Lines holding the string "امرأة" are the ones to copy from this listing.

>>>>>

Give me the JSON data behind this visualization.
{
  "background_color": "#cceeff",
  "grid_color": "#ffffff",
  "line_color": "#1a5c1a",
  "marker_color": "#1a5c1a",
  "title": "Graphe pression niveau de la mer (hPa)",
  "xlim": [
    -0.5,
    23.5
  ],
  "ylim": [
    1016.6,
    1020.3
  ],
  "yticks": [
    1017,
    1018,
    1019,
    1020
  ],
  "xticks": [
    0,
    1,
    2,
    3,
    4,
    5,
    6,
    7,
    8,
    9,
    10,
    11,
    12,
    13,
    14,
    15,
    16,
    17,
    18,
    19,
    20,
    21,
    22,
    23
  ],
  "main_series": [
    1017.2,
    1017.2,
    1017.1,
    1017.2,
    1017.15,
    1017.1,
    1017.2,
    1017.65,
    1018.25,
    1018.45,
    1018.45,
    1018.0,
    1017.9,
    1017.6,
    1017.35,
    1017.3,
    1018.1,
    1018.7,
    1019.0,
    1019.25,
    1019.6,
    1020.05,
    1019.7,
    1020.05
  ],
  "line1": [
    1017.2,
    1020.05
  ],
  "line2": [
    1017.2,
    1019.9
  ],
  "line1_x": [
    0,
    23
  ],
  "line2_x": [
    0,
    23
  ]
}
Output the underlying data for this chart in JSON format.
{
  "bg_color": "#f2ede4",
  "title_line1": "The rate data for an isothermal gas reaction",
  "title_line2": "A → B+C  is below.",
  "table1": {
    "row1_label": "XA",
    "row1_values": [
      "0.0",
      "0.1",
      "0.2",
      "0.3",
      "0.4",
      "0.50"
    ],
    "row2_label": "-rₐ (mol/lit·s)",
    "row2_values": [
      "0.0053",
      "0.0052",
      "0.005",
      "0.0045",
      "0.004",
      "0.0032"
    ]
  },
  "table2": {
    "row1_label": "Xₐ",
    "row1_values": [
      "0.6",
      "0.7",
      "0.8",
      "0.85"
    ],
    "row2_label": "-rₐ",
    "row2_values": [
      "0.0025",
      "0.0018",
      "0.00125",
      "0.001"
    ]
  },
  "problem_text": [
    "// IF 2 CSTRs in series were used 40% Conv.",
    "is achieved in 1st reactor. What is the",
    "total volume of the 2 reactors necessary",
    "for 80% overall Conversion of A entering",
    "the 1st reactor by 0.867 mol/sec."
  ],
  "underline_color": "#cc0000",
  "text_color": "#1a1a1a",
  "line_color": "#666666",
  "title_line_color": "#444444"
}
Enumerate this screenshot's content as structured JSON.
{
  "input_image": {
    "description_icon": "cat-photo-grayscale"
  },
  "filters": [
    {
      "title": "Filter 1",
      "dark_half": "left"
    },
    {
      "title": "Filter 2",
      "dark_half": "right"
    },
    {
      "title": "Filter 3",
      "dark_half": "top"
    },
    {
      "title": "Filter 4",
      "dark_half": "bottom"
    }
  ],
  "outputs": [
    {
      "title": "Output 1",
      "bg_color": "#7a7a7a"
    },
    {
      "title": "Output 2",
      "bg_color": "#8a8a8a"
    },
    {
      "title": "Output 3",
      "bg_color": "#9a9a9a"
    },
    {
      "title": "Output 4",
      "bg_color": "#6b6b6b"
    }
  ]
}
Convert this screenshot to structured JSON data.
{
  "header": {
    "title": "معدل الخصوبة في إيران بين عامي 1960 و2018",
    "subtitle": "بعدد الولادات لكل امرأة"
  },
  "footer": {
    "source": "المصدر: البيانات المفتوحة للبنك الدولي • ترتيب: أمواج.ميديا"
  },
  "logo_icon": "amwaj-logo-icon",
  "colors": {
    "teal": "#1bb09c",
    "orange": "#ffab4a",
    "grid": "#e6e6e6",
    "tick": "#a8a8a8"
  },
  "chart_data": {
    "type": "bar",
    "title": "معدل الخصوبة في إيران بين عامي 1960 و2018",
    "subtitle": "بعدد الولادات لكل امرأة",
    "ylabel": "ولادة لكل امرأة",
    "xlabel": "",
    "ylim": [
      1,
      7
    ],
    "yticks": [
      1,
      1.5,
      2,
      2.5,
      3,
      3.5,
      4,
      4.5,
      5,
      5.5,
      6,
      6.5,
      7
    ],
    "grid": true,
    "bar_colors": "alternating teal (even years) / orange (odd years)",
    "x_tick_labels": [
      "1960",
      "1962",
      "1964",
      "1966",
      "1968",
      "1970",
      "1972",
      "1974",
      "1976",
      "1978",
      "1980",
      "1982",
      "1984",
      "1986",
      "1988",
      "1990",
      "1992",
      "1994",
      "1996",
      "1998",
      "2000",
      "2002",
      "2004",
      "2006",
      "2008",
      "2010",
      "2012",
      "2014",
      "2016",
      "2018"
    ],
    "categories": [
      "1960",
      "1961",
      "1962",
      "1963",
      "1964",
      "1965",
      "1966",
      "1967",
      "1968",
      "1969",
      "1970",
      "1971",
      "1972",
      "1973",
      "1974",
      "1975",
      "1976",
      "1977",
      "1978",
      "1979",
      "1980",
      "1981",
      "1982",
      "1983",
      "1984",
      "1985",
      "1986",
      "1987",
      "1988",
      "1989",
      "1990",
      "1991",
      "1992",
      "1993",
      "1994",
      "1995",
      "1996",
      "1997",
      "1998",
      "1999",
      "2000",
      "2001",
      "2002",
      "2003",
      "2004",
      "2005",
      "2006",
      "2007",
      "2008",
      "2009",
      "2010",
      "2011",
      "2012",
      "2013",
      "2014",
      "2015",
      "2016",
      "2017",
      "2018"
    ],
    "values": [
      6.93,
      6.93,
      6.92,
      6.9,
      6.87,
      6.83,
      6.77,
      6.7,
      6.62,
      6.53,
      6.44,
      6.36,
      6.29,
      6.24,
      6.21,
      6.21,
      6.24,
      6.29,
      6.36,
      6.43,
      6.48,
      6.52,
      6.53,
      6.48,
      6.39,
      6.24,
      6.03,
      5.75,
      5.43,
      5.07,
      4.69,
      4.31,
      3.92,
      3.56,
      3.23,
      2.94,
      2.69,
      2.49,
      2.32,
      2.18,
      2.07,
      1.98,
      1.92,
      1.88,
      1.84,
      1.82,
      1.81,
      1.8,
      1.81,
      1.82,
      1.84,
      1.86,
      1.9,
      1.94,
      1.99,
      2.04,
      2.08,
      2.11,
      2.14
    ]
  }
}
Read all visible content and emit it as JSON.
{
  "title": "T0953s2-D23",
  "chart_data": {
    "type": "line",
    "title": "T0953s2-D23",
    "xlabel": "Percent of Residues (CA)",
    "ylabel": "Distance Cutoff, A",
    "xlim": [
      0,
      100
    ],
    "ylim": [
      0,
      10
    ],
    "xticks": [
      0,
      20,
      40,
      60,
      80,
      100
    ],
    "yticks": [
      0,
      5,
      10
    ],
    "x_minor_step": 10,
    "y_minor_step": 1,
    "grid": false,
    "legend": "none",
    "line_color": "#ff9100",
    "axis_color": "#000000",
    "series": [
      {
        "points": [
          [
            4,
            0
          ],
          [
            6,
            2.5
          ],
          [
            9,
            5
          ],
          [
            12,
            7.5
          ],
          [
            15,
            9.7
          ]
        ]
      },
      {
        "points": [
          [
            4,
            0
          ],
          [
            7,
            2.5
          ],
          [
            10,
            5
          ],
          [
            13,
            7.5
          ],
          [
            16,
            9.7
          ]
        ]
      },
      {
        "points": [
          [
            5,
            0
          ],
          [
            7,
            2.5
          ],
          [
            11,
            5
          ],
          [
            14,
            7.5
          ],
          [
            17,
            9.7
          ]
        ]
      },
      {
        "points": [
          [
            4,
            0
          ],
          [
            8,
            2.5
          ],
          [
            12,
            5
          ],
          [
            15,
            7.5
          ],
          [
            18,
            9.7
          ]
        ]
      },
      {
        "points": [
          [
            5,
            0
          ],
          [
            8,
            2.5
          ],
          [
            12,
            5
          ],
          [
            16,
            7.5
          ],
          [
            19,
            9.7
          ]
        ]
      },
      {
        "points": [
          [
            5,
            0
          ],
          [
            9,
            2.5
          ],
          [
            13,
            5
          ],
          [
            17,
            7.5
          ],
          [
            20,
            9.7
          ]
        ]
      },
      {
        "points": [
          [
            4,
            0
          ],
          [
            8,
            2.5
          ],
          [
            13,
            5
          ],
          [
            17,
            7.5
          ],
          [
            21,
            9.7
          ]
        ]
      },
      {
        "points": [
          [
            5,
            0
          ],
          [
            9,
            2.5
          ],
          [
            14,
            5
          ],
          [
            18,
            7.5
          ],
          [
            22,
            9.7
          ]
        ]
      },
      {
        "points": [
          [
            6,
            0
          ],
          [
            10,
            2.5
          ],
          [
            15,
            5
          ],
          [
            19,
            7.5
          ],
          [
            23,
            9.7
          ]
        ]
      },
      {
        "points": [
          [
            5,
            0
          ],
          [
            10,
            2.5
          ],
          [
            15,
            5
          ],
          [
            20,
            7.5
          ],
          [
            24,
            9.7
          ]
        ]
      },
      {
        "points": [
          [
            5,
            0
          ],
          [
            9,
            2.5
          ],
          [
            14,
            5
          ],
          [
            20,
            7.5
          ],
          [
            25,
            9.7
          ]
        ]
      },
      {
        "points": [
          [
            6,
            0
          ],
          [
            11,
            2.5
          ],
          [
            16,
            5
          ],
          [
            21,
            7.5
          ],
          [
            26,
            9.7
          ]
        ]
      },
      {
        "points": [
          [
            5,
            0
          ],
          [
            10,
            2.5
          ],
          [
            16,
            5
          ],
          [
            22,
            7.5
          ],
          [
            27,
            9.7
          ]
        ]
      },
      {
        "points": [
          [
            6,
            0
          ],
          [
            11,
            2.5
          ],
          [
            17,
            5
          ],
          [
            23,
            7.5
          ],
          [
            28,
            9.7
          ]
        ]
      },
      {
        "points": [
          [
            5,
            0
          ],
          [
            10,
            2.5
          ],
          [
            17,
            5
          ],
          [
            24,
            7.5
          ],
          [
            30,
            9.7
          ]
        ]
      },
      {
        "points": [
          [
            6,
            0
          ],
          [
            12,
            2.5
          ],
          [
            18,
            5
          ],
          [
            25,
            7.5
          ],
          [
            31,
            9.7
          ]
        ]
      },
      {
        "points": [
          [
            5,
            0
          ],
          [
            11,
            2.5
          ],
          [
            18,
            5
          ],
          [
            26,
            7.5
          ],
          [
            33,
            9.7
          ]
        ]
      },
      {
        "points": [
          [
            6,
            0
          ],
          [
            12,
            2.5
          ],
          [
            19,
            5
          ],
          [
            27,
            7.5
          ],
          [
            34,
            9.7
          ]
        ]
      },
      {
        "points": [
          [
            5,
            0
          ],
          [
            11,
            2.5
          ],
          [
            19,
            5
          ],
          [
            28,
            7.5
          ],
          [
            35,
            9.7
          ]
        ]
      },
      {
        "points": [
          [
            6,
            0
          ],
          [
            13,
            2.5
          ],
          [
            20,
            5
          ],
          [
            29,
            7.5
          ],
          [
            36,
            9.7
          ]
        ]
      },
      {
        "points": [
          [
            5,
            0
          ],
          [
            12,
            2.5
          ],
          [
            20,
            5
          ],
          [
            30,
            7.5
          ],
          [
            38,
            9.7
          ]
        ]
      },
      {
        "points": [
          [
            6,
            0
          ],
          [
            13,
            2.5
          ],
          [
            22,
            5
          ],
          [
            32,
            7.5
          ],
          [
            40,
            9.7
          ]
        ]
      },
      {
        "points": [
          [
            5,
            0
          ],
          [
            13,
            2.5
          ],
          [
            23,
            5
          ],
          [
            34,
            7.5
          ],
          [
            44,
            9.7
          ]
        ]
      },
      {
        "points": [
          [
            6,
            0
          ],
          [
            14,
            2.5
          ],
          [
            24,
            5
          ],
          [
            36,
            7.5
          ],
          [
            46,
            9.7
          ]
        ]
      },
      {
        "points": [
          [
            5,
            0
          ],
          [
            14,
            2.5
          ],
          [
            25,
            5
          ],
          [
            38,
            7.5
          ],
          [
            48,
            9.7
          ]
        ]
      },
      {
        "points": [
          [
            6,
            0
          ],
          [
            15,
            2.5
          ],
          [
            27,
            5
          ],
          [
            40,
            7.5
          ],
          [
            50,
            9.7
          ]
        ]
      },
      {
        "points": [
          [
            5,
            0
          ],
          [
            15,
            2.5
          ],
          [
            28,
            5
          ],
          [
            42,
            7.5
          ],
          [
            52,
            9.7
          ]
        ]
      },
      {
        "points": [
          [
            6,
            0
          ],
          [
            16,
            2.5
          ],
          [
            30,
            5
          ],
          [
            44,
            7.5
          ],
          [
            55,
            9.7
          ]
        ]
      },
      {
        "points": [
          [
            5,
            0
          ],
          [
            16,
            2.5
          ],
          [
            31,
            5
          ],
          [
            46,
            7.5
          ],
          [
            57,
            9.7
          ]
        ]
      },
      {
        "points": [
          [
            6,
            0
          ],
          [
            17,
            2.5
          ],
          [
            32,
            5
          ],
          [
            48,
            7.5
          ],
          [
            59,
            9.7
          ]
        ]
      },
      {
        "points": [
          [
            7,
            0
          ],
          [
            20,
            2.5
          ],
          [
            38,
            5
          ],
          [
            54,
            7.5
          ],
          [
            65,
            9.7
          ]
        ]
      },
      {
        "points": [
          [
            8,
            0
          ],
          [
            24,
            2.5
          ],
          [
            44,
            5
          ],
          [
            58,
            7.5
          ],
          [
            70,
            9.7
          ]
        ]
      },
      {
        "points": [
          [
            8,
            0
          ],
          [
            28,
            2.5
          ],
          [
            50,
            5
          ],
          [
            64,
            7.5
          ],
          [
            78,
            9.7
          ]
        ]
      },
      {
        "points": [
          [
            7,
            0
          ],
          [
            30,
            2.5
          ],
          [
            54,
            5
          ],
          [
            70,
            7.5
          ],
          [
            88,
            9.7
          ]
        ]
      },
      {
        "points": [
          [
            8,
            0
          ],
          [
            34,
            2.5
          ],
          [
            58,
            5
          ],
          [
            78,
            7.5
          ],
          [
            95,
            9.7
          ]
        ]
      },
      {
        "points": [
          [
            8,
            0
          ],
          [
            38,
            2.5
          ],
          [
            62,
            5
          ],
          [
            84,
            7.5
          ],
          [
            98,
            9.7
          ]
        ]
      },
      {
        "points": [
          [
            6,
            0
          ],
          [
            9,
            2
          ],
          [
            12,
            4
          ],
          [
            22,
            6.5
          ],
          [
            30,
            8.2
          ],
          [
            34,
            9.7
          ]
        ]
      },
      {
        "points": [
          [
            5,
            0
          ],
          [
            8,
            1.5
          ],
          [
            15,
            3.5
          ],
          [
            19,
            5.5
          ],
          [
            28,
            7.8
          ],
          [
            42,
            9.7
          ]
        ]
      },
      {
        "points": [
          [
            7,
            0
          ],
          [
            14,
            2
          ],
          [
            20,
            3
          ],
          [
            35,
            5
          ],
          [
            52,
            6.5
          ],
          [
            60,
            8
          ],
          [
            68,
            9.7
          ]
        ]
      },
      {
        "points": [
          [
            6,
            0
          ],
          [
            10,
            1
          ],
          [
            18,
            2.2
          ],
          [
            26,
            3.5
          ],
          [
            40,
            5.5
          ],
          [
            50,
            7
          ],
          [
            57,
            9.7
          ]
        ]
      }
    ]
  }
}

<<<<<

*Task result:*
    "subtitle": "بعدد الولادات لكل امرأة"
    "subtitle": "بعدد الولادات لكل امرأة",
    "ylabel": "ولادة لكل امرأة",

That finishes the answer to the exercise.